▶ _Stated problem_:
Gather every line in the records below that contains the word "this".

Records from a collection
• • • •

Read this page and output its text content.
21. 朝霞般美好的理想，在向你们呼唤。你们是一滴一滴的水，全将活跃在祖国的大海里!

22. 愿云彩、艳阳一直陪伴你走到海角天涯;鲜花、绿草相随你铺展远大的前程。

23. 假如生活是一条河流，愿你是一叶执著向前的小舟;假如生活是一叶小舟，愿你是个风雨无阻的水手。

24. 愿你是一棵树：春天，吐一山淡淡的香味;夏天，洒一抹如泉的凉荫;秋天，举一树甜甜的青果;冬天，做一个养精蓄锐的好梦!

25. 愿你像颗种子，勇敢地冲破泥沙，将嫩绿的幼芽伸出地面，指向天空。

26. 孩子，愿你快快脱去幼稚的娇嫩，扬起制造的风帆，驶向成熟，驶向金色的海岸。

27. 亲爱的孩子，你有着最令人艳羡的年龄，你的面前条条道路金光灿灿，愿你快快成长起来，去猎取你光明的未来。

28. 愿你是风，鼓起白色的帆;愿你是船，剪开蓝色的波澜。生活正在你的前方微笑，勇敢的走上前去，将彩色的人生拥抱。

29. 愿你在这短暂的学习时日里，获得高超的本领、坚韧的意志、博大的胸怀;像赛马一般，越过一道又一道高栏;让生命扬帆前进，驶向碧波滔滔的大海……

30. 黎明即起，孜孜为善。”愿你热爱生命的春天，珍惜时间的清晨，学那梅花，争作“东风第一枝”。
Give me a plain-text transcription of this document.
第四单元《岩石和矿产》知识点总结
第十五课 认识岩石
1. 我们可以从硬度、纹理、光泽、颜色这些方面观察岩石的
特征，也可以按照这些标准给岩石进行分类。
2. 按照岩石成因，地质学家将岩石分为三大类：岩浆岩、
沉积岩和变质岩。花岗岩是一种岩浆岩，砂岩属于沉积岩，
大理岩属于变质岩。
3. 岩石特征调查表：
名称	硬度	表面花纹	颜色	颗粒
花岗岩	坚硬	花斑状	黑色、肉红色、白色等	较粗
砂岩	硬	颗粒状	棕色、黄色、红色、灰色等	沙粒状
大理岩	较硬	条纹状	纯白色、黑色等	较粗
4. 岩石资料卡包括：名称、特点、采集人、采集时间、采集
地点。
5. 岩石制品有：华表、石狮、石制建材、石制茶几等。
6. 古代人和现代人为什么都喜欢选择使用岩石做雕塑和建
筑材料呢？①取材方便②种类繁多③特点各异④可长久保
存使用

• • • •

▶ _Written reply_:
Read this page and output its text content.
Give me a plain-text transcription of this document.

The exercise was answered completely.